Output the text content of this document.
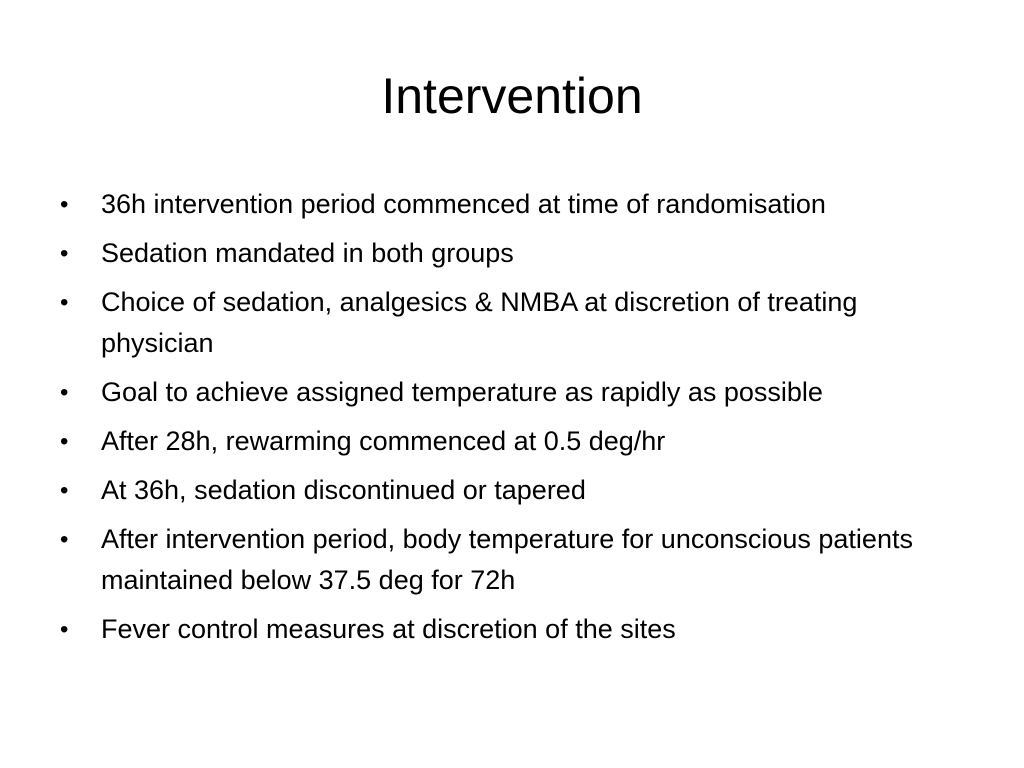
Intervention
• 36h intervention period commenced at time of randomisation
• Sedation mandated in both groups
• Choice of sedation, analgesics & NMBA at discretion of treating physician
• Goal to achieve assigned temperature as rapidly as possible
• After 28h, rewarming commenced at 0.5 deg/hr
• At 36h, sedation discontinued or tapered
• After intervention period, body temperature for unconscious patients maintained below 37.5 deg for 72h
• Fever control measures at discretion of the sites
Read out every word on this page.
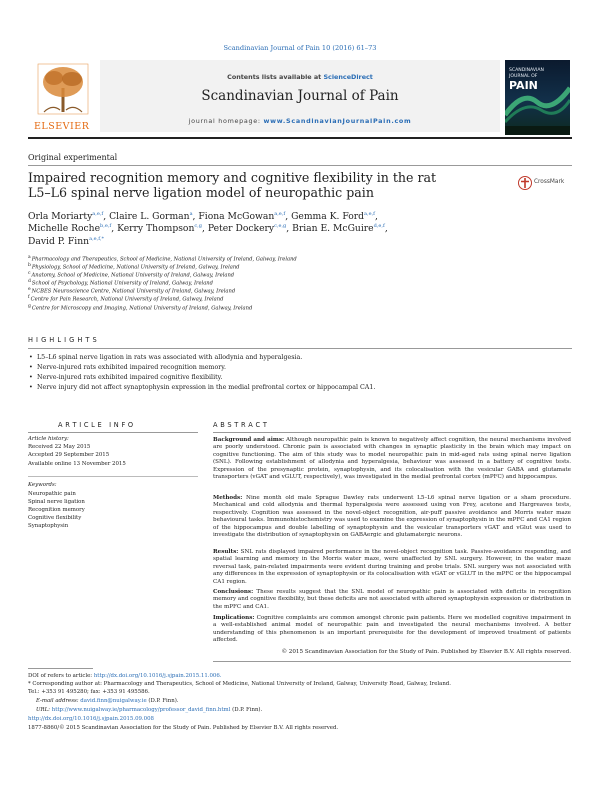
Scandinavian Journal of Pain 10 (2016) 61–73
ELSEVIER
Contents lists available at ScienceDirect
Scandinavian Journal of Pain
journal homepage: www.ScandinavianJournalPain.com
SCANDINAVIAN
JOURNAL OF
PAIN
Original experimental
Impaired recognition memory and cognitive flexibility in the rat
L5–L6 spinal nerve ligation model of neuropathic pain
CrossMark
Orla Moriarty$^{a,e,f}$, Claire L. Gorman$^a$, Fiona McGowan$^{a,e,f}$, Gemma K. Ford$^{a,e,f}$,
Michelle Roche$^{b,e,f}$, Kerry Thompson$^{c,g}$, Peter Dockery$^{c,e,g}$, Brian E. McGuire$^{d,e,f}$,
David P. Finn$^{a,e,f,*}$
aPharmacology and Therapeutics, School of Medicine, National University of Ireland, Galway, Ireland
bPhysiology, School of Medicine, National University of Ireland, Galway, Ireland
cAnatomy, School of Medicine, National University of Ireland, Galway, Ireland
dSchool of Psychology, National University of Ireland, Galway, Ireland
eNCBES Neuroscience Centre, National University of Ireland, Galway, Ireland
fCentre for Pain Research, National University of Ireland, Galway, Ireland
gCentre for Microscopy and Imaging, National University of Ireland, Galway, Ireland
H I G H L I G H T S
• L5–L6 spinal nerve ligation in rats was associated with allodynia and hyperalgesia.
• Nerve-injured rats exhibited impaired recognition memory.
• Nerve-injured rats exhibited impaired cognitive flexibility.
• Nerve injury did not affect synaptophysin expression in the medial prefrontal cortex or hippocampal CA1.
A R T I C L E   I N F O	A B S T R A C T
Article history:
Received 22 May 2015
Accepted 29 September 2015
Available online 13 November 2015
Keywords:
Neuropathic pain
Spinal nerve ligation
Recognition memory
Cognitive flexibility
Synaptophysin

Background and aims: Although neuropathic pain is known to negatively affect cognition, the neural mechanisms involved are poorly understood. Chronic pain is associated with changes in synaptic plasticity in the brain which may impact on cognitive functioning. The aim of this study was to model neuropathic pain in mid-aged rats using spinal nerve ligation (SNL). Following establishment of allodynia and hyperalgesia, behaviour was assessed in a battery of cognitive tests. Expression of the presynaptic protein, synaptophysin, and its colocalisation with the vesicular GABA and glutamate transporters (vGAT and vGLUT, respectively), was investigated in the medial prefrontal cortex (mPFC) and hippocampus.

Methods: Nine month old male Sprague Dawley rats underwent L5–L6 spinal nerve ligation or a sham procedure. Mechanical and cold allodynia and thermal hyperalgesia were assessed using von Frey, acetone and Hargreaves tests, respectively. Cognition was assessed in the novel-object recognition, air-puff passive avoidance and Morris water maze behavioural tasks. Immunohistochemistry was used to examine the expression of synaptophysin in the mPFC and CA1 region of the hippocampus and double labelling of synaptophysin and the vesicular transporters vGAT and vGlut was used to investigate the distribution of synaptophysin on GABAergic and glutamatergic neurons.

Results: SNL rats displayed impaired performance in the novel-object recognition task. Passive-avoidance responding, and spatial learning and memory in the Morris water maze, were unaffected by SNL surgery. However, in the water maze reversal task, pain-related impairments were evident during training and probe trials. SNL surgery was not associated with any differences in the expression of synaptophysin or its colocalisation with vGAT or vGLUT in the mPFC or the hippocampal CA1 region.

Conclusions: These results suggest that the SNL model of neuropathic pain is associated with deficits in recognition memory and cognitive flexibility, but these deficits are not associated with altered synaptophysin expression or distribution in the mPFC and CA1.

Implications: Cognitive complaints are common amongst chronic pain patients. Here we modelled cognitive impairment in a well-established animal model of neuropathic pain and investigated the neural mechanisms involved. A better understanding of this phenomenon is an important prerequisite for the development of improved treatment of patients affected.

© 2015 Scandinavian Association for the Study of Pain. Published by Elsevier B.V. All rights reserved.
DOI of refers to article: http://dx.doi.org/10.1016/j.sjpain.2015.11.006.
* Corresponding author at: Pharmacology and Therapeutics, School of Medicine, National University of Ireland, Galway, University Road, Galway, Ireland.
Tel.: +353 91 495280; fax: +353 91 495586.
E-mail address: david.finn@nuigalway.ie (D.P. Finn).
URL: http://www.nuigalway.ie/pharmacology/professor_david_finn.html (D.P. Finn).
http://dx.doi.org/10.1016/j.sjpain.2015.09.008
1877-8860/© 2015 Scandinavian Association for the Study of Pain. Published by Elsevier B.V. All rights reserved.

**TRY IT**
Copy out each line of the listing where the string "http" appears.

**RESPONSE AREA**
DOI of refers to article: http://dx.doi.org/10.1016/j.sjpain.2015.11.006.
URL: http://www.nuigalway.ie/pharmacology/professor_david_finn.html (D.P. Finn).
http://dx.doi.org/10.1016/j.sjpain.2015.09.008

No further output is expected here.